### Instruction
Reproduce the rows exactly, from the first one down through the line containing "sidebar-item-dashboard[interactable]: 대시보드 (16, 108, 271, 152)".

### Data listing

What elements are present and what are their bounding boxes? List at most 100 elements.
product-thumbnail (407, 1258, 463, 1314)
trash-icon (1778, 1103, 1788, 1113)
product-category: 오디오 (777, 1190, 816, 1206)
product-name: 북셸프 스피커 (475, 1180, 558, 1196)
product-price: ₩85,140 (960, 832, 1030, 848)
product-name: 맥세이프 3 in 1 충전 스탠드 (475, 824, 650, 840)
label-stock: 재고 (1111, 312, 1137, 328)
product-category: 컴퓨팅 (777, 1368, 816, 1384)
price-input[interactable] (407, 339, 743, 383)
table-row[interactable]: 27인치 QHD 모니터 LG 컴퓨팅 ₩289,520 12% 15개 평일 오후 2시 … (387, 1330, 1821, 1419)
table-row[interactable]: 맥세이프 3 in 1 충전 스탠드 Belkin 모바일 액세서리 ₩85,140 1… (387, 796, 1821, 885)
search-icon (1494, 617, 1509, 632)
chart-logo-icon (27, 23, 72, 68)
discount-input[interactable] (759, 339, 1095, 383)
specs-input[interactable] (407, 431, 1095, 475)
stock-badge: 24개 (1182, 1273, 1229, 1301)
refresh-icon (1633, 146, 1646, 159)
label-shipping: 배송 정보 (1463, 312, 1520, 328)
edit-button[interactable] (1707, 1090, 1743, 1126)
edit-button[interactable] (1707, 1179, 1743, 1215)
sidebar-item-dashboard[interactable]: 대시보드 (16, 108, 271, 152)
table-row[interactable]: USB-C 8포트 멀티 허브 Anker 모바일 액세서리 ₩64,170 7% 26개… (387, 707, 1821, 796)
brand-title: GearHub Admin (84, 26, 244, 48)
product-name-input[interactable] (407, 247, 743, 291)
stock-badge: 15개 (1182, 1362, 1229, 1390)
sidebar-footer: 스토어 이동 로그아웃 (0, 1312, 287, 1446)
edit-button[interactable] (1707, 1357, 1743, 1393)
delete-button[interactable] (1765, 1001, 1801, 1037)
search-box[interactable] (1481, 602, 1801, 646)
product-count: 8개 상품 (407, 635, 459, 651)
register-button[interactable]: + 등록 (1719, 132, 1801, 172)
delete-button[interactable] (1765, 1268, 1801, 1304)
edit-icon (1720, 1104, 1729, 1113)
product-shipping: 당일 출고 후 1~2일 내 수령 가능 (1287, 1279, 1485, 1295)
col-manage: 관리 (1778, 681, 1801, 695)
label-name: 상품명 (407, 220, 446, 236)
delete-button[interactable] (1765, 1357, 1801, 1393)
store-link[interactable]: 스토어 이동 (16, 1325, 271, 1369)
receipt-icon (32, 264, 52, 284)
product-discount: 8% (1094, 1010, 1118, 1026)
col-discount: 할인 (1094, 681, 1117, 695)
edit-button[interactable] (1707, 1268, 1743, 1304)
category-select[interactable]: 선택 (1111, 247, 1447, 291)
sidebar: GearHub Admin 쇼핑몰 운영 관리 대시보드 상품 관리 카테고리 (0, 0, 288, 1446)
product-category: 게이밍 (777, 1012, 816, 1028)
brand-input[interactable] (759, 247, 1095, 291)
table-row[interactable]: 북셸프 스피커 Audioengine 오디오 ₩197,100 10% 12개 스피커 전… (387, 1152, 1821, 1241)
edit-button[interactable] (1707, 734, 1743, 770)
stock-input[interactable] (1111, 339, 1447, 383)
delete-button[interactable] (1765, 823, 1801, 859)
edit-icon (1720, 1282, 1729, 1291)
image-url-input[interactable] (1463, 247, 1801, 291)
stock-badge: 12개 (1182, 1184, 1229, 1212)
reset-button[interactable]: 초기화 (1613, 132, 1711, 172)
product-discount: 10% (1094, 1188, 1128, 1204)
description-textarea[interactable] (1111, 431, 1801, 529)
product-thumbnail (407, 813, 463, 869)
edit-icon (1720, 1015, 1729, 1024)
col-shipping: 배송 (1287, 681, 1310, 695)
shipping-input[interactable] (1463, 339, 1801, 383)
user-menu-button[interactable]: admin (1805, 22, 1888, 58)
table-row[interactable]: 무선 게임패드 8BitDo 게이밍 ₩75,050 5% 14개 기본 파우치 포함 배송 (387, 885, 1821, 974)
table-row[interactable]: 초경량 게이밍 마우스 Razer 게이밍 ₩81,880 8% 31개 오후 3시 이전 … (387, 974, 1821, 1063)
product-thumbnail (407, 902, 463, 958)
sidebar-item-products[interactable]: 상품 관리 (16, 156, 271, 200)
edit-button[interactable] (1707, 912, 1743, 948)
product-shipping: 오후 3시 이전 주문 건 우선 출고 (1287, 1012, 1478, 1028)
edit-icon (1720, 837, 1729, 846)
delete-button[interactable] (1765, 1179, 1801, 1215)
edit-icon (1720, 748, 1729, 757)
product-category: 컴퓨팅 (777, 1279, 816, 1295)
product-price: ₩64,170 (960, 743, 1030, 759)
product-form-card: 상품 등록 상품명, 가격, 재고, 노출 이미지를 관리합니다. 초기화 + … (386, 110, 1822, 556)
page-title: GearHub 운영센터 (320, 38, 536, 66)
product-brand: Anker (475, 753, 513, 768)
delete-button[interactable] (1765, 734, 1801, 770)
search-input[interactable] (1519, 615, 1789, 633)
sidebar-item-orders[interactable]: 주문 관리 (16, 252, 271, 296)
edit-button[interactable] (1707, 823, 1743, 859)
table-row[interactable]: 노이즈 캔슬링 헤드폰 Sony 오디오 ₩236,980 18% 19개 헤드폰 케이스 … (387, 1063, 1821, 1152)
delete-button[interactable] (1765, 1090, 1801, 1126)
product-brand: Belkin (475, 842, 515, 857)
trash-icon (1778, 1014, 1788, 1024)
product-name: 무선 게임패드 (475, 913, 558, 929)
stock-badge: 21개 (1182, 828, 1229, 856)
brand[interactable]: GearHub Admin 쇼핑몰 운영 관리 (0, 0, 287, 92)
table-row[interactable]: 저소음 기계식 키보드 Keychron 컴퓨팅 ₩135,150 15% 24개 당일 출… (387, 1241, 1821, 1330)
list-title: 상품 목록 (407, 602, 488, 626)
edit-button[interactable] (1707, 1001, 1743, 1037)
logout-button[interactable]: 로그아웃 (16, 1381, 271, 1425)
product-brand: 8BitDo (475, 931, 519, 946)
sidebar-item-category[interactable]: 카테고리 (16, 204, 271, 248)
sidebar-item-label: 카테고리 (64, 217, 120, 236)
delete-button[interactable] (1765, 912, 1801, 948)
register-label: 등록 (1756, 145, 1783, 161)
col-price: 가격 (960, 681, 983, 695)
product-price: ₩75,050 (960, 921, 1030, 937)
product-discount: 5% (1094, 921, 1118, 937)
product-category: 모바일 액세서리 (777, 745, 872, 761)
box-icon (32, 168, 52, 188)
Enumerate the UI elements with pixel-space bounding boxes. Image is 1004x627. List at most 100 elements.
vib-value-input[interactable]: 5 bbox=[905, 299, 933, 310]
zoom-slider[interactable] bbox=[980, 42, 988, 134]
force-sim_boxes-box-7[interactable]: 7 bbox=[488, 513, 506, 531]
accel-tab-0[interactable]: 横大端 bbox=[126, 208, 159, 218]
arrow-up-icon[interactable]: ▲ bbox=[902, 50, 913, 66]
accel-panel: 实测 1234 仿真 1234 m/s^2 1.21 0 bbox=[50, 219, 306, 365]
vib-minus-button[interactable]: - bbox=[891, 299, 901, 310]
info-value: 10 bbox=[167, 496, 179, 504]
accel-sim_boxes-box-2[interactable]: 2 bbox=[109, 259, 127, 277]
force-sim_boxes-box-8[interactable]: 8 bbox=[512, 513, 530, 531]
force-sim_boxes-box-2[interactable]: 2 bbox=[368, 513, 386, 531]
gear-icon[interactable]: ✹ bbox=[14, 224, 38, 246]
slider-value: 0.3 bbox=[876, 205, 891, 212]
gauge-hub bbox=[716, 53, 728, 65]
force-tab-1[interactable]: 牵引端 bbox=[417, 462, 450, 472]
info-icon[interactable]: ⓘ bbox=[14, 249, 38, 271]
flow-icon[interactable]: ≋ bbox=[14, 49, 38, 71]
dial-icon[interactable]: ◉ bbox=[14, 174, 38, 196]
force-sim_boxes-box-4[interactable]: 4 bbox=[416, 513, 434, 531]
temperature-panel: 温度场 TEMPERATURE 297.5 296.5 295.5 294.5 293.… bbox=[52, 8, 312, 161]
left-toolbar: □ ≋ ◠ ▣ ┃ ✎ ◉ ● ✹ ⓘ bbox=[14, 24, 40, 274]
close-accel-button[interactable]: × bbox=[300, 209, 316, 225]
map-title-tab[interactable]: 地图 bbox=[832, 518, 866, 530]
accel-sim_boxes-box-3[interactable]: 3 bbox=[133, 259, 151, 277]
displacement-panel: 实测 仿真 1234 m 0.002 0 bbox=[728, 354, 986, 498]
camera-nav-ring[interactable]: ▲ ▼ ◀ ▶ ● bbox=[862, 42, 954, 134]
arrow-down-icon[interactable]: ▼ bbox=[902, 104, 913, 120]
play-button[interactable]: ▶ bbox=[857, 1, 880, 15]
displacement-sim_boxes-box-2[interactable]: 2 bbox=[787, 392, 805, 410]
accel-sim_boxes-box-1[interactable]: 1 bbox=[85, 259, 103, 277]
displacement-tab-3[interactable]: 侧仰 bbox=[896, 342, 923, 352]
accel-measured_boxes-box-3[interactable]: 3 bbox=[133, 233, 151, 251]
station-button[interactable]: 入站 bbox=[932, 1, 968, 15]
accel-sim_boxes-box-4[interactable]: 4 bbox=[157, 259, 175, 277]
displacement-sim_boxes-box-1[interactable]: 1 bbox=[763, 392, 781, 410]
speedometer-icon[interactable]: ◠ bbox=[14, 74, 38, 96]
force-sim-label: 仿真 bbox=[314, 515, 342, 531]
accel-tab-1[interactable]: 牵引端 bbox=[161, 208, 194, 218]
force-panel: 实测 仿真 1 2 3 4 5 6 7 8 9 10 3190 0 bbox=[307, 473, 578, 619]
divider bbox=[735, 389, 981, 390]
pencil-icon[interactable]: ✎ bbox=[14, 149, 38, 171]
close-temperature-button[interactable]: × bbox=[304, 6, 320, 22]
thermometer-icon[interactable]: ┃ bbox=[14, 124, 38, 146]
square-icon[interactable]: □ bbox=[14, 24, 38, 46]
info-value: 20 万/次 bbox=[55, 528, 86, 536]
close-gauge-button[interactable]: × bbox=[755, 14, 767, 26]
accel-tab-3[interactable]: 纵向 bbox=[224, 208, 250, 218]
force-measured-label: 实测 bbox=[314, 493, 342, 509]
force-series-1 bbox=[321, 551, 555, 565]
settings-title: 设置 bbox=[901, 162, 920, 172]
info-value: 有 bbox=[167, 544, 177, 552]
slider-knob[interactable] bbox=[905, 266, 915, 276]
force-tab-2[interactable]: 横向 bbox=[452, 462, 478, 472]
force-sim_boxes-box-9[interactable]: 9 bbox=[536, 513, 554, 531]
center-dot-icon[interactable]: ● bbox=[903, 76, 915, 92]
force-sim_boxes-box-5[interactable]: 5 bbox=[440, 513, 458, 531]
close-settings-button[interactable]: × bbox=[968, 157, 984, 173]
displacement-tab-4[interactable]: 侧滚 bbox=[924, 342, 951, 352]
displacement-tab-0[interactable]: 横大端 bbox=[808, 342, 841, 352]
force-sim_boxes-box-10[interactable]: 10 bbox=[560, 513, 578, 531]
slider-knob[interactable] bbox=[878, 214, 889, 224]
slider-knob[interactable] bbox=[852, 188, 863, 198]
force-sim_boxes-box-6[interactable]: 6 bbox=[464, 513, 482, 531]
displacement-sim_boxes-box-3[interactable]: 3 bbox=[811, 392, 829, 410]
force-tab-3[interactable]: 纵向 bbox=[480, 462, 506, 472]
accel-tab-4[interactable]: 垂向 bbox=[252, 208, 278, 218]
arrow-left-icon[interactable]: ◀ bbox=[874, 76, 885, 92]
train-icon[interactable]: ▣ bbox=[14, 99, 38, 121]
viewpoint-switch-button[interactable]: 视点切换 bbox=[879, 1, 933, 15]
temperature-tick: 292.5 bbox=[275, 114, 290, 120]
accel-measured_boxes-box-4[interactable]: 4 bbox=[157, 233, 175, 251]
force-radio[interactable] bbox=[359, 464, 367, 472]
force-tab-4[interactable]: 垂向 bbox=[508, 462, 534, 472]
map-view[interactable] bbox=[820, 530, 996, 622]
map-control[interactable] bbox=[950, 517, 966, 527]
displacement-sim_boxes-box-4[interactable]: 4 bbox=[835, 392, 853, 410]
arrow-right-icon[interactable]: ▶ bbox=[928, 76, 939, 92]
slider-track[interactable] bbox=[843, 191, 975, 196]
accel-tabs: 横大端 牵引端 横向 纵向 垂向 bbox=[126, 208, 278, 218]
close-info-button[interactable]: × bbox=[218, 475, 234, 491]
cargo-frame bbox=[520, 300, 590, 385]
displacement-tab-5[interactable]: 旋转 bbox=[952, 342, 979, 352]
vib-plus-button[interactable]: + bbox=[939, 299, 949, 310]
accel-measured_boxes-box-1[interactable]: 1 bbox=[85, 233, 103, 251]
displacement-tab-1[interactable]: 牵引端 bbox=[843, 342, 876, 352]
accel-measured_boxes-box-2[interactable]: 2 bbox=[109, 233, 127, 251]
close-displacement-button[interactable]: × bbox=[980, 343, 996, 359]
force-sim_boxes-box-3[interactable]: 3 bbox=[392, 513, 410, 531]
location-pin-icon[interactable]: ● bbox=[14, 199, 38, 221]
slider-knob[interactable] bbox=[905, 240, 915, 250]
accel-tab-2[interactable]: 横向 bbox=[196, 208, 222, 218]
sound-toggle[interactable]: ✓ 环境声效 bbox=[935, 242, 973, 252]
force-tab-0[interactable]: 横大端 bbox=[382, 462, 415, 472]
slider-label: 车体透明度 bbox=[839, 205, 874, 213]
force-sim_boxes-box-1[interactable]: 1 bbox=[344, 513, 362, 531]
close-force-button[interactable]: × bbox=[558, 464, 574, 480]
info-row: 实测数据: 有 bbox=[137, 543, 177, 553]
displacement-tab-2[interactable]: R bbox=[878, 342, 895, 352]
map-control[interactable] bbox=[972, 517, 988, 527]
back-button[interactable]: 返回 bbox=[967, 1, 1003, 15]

### The output
What elements are present and what are their bounding boxes? List at most 100 elements.
product-thumbnail (407, 1258, 463, 1314)
trash-icon (1778, 1103, 1788, 1113)
product-category: 오디오 (777, 1190, 816, 1206)
product-name: 북셸프 스피커 (475, 1180, 558, 1196)
product-price: ₩85,140 (960, 832, 1030, 848)
product-name: 맥세이프 3 in 1 충전 스탠드 (475, 824, 650, 840)
label-stock: 재고 (1111, 312, 1137, 328)
product-category: 컴퓨팅 (777, 1368, 816, 1384)
price-input[interactable] (407, 339, 743, 383)
table-row[interactable]: 27인치 QHD 모니터 LG 컴퓨팅 ₩289,520 12% 15개 평일 오후 2시 … (387, 1330, 1821, 1419)
table-row[interactable]: 맥세이프 3 in 1 충전 스탠드 Belkin 모바일 액세서리 ₩85,140 1… (387, 796, 1821, 885)
search-icon (1494, 617, 1509, 632)
chart-logo-icon (27, 23, 72, 68)
discount-input[interactable] (759, 339, 1095, 383)
specs-input[interactable] (407, 431, 1095, 475)
stock-badge: 24개 (1182, 1273, 1229, 1301)
refresh-icon (1633, 146, 1646, 159)
label-shipping: 배송 정보 (1463, 312, 1520, 328)
edit-button[interactable] (1707, 1090, 1743, 1126)
edit-button[interactable] (1707, 1179, 1743, 1215)
sidebar-item-dashboard[interactable]: 대시보드 (16, 108, 271, 152)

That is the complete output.